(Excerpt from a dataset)
━━━━━━━━━━

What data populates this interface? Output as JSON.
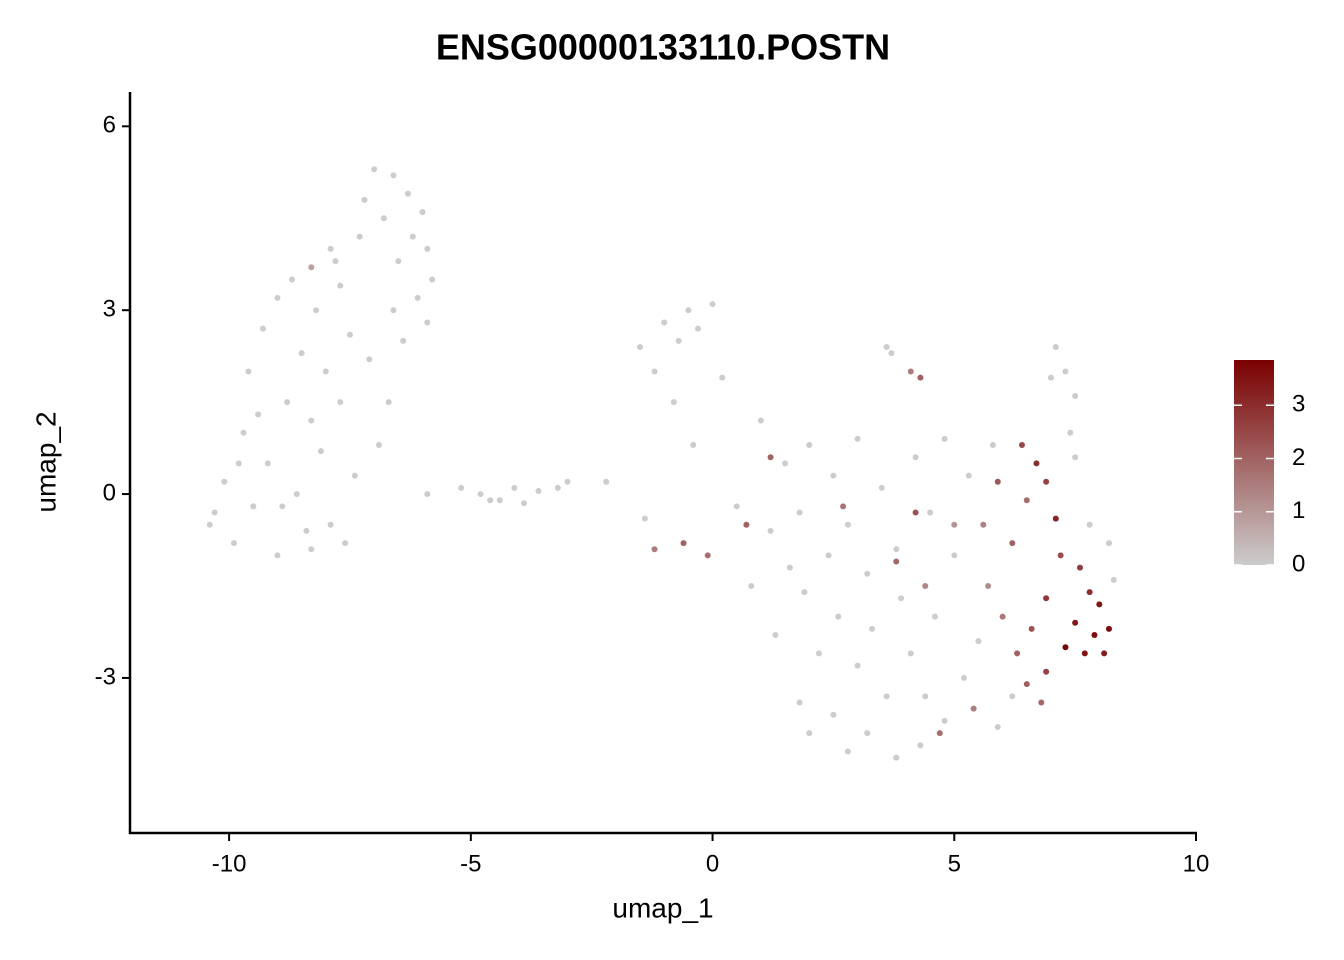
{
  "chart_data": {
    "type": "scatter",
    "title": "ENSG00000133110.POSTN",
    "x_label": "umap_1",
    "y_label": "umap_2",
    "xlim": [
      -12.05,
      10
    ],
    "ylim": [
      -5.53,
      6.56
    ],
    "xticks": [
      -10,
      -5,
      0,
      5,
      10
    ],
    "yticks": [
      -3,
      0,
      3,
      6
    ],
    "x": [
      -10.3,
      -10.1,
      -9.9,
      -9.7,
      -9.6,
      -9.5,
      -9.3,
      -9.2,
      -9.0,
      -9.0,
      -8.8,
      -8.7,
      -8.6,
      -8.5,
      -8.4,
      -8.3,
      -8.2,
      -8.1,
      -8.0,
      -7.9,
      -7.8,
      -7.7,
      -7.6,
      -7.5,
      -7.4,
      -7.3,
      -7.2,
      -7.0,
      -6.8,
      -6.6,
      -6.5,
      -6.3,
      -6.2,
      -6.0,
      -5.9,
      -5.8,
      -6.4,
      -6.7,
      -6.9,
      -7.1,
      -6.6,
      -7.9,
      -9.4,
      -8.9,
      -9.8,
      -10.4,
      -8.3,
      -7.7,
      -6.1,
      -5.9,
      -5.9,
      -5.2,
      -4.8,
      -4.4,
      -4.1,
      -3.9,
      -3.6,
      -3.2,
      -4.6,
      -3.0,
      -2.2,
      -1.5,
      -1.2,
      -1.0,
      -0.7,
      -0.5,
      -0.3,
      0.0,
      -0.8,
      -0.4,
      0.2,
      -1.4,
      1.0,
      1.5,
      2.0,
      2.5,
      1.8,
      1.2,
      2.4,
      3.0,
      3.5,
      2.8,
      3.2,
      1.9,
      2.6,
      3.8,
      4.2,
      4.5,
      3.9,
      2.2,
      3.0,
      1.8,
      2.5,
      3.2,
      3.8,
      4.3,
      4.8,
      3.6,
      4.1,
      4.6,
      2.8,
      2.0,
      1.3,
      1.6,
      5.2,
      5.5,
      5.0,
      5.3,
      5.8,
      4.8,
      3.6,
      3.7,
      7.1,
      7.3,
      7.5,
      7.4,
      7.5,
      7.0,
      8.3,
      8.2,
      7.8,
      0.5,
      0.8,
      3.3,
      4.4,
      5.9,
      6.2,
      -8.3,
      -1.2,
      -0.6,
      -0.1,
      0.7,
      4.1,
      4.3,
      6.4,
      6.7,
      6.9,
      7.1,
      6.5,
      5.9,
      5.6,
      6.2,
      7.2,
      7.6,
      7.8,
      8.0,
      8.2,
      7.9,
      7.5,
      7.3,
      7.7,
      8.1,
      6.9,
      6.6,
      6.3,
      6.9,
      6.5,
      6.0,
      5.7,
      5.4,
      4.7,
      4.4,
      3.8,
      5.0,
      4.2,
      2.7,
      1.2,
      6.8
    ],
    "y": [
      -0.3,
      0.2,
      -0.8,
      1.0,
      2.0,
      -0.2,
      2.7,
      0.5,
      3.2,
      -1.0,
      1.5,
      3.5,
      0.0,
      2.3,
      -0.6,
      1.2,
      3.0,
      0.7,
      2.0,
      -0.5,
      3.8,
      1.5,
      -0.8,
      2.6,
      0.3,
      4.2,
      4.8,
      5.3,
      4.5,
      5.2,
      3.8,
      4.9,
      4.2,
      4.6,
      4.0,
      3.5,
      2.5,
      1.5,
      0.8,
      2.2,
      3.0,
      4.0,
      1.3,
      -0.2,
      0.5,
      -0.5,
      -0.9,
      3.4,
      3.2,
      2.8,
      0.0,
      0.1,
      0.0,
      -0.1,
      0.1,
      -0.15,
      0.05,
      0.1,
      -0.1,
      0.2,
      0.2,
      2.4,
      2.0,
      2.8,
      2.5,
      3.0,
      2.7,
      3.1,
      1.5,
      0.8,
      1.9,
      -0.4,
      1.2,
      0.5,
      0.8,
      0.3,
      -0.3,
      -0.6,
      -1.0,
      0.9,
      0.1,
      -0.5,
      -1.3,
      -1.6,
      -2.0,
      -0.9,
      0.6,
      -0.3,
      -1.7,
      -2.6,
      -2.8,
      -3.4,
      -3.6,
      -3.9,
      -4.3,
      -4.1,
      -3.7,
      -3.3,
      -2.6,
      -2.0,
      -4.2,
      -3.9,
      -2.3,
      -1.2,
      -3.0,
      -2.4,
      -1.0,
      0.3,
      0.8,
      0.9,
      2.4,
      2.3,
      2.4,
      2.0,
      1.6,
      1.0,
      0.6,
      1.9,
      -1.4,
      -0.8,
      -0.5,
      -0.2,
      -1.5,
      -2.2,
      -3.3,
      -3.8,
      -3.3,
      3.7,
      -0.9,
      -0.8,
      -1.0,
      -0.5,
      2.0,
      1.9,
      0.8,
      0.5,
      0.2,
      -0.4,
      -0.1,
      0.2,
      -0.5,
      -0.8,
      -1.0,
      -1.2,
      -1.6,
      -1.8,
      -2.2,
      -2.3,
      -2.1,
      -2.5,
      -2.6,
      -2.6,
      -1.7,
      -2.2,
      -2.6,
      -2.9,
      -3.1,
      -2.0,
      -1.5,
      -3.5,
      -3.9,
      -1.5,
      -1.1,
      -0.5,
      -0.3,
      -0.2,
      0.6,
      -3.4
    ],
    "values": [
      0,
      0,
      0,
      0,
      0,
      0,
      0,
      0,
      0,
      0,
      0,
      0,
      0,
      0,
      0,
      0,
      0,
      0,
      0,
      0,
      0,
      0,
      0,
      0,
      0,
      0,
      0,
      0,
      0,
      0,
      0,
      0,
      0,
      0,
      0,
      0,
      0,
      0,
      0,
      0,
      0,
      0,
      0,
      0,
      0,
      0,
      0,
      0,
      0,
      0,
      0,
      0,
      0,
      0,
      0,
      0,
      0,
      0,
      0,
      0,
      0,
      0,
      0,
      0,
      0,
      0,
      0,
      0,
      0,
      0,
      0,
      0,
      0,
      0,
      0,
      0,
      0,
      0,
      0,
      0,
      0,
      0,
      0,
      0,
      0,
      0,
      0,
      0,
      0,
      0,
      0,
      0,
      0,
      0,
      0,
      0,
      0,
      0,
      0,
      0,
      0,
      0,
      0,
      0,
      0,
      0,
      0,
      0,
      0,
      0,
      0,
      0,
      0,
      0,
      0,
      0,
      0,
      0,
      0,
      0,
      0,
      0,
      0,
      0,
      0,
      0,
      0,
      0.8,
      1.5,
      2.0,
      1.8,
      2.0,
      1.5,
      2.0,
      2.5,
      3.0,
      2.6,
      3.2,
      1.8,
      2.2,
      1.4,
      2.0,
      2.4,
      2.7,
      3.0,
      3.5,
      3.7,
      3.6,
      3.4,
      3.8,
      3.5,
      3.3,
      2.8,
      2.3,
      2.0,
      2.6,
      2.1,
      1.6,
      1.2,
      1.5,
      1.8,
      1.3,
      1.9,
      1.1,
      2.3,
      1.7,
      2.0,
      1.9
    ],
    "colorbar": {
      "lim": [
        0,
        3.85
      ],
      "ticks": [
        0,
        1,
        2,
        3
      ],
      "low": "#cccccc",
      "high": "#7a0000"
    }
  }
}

━━━━━━━━━━

Reproduce the material word for word, minus the images.

What data populates this interface? Output as JSON.
{
  "chart_data": {
    "type": "scatter",
    "title": "ENSG00000133110.POSTN",
    "x_label": "umap_1",
    "y_label": "umap_2",
    "xlim": [
      -12.05,
      10
    ],
    "ylim": [
      -5.53,
      6.56
    ],
    "xticks": [
      -10,
      -5,
      0,
      5,
      10
    ],
    "yticks": [
      -3,
      0,
      3,
      6
    ],
    "x": [
      -10.3,
      -10.1,
      -9.9,
      -9.7,
      -9.6,
      -9.5,
      -9.3,
      -9.2,
      -9.0,
      -9.0,
      -8.8,
      -8.7,
      -8.6,
      -8.5,
      -8.4,
      -8.3,
      -8.2,
      -8.1,
      -8.0,
      -7.9,
      -7.8,
      -7.7,
      -7.6,
      -7.5,
      -7.4,
      -7.3,
      -7.2,
      -7.0,
      -6.8,
      -6.6,
      -6.5,
      -6.3,
      -6.2,
      -6.0,
      -5.9,
      -5.8,
      -6.4,
      -6.7,
      -6.9,
      -7.1,
      -6.6,
      -7.9,
      -9.4,
      -8.9,
      -9.8,
      -10.4,
      -8.3,
      -7.7,
      -6.1,
      -5.9,
      -5.9,
      -5.2,
      -4.8,
      -4.4,
      -4.1,
      -3.9,
      -3.6,
      -3.2,
      -4.6,
      -3.0,
      -2.2,
      -1.5,
      -1.2,
      -1.0,
      -0.7,
      -0.5,
      -0.3,
      0.0,
      -0.8,
      -0.4,
      0.2,
      -1.4,
      1.0,
      1.5,
      2.0,
      2.5,
      1.8,
      1.2,
      2.4,
      3.0,
      3.5,
      2.8,
      3.2,
      1.9,
      2.6,
      3.8,
      4.2,
      4.5,
      3.9,
      2.2,
      3.0,
      1.8,
      2.5,
      3.2,
      3.8,
      4.3,
      4.8,
      3.6,
      4.1,
      4.6,
      2.8,
      2.0,
      1.3,
      1.6,
      5.2,
      5.5,
      5.0,
      5.3,
      5.8,
      4.8,
      3.6,
      3.7,
      7.1,
      7.3,
      7.5,
      7.4,
      7.5,
      7.0,
      8.3,
      8.2,
      7.8,
      0.5,
      0.8,
      3.3,
      4.4,
      5.9,
      6.2,
      -8.3,
      -1.2,
      -0.6,
      -0.1,
      0.7,
      4.1,
      4.3,
      6.4,
      6.7,
      6.9,
      7.1,
      6.5,
      5.9,
      5.6,
      6.2,
      7.2,
      7.6,
      7.8,
      8.0,
      8.2,
      7.9,
      7.5,
      7.3,
      7.7,
      8.1,
      6.9,
      6.6,
      6.3,
      6.9,
      6.5,
      6.0,
      5.7,
      5.4,
      4.7,
      4.4,
      3.8,
      5.0,
      4.2,
      2.7,
      1.2,
      6.8
    ],
    "y": [
      -0.3,
      0.2,
      -0.8,
      1.0,
      2.0,
      -0.2,
      2.7,
      0.5,
      3.2,
      -1.0,
      1.5,
      3.5,
      0.0,
      2.3,
      -0.6,
      1.2,
      3.0,
      0.7,
      2.0,
      -0.5,
      3.8,
      1.5,
      -0.8,
      2.6,
      0.3,
      4.2,
      4.8,
      5.3,
      4.5,
      5.2,
      3.8,
      4.9,
      4.2,
      4.6,
      4.0,
      3.5,
      2.5,
      1.5,
      0.8,
      2.2,
      3.0,
      4.0,
      1.3,
      -0.2,
      0.5,
      -0.5,
      -0.9,
      3.4,
      3.2,
      2.8,
      0.0,
      0.1,
      0.0,
      -0.1,
      0.1,
      -0.15,
      0.05,
      0.1,
      -0.1,
      0.2,
      0.2,
      2.4,
      2.0,
      2.8,
      2.5,
      3.0,
      2.7,
      3.1,
      1.5,
      0.8,
      1.9,
      -0.4,
      1.2,
      0.5,
      0.8,
      0.3,
      -0.3,
      -0.6,
      -1.0,
      0.9,
      0.1,
      -0.5,
      -1.3,
      -1.6,
      -2.0,
      -0.9,
      0.6,
      -0.3,
      -1.7,
      -2.6,
      -2.8,
      -3.4,
      -3.6,
      -3.9,
      -4.3,
      -4.1,
      -3.7,
      -3.3,
      -2.6,
      -2.0,
      -4.2,
      -3.9,
      -2.3,
      -1.2,
      -3.0,
      -2.4,
      -1.0,
      0.3,
      0.8,
      0.9,
      2.4,
      2.3,
      2.4,
      2.0,
      1.6,
      1.0,
      0.6,
      1.9,
      -1.4,
      -0.8,
      -0.5,
      -0.2,
      -1.5,
      -2.2,
      -3.3,
      -3.8,
      -3.3,
      3.7,
      -0.9,
      -0.8,
      -1.0,
      -0.5,
      2.0,
      1.9,
      0.8,
      0.5,
      0.2,
      -0.4,
      -0.1,
      0.2,
      -0.5,
      -0.8,
      -1.0,
      -1.2,
      -1.6,
      -1.8,
      -2.2,
      -2.3,
      -2.1,
      -2.5,
      -2.6,
      -2.6,
      -1.7,
      -2.2,
      -2.6,
      -2.9,
      -3.1,
      -2.0,
      -1.5,
      -3.5,
      -3.9,
      -1.5,
      -1.1,
      -0.5,
      -0.3,
      -0.2,
      0.6,
      -3.4
    ],
    "values": [
      0,
      0,
      0,
      0,
      0,
      0,
      0,
      0,
      0,
      0,
      0,
      0,
      0,
      0,
      0,
      0,
      0,
      0,
      0,
      0,
      0,
      0,
      0,
      0,
      0,
      0,
      0,
      0,
      0,
      0,
      0,
      0,
      0,
      0,
      0,
      0,
      0,
      0,
      0,
      0,
      0,
      0,
      0,
      0,
      0,
      0,
      0,
      0,
      0,
      0,
      0,
      0,
      0,
      0,
      0,
      0,
      0,
      0,
      0,
      0,
      0,
      0,
      0,
      0,
      0,
      0,
      0,
      0,
      0,
      0,
      0,
      0,
      0,
      0,
      0,
      0,
      0,
      0,
      0,
      0,
      0,
      0,
      0,
      0,
      0,
      0,
      0,
      0,
      0,
      0,
      0,
      0,
      0,
      0,
      0,
      0,
      0,
      0,
      0,
      0,
      0,
      0,
      0,
      0,
      0,
      0,
      0,
      0,
      0,
      0,
      0,
      0,
      0,
      0,
      0,
      0,
      0,
      0,
      0,
      0,
      0,
      0,
      0,
      0,
      0,
      0,
      0,
      0.8,
      1.5,
      2.0,
      1.8,
      2.0,
      1.5,
      2.0,
      2.5,
      3.0,
      2.6,
      3.2,
      1.8,
      2.2,
      1.4,
      2.0,
      2.4,
      2.7,
      3.0,
      3.5,
      3.7,
      3.6,
      3.4,
      3.8,
      3.5,
      3.3,
      2.8,
      2.3,
      2.0,
      2.6,
      2.1,
      1.6,
      1.2,
      1.5,
      1.8,
      1.3,
      1.9,
      1.1,
      2.3,
      1.7,
      2.0,
      1.9
    ],
    "colorbar": {
      "lim": [
        0,
        3.85
      ],
      "ticks": [
        0,
        1,
        2,
        3
      ],
      "low": "#cccccc",
      "high": "#7a0000"
    }
  }
}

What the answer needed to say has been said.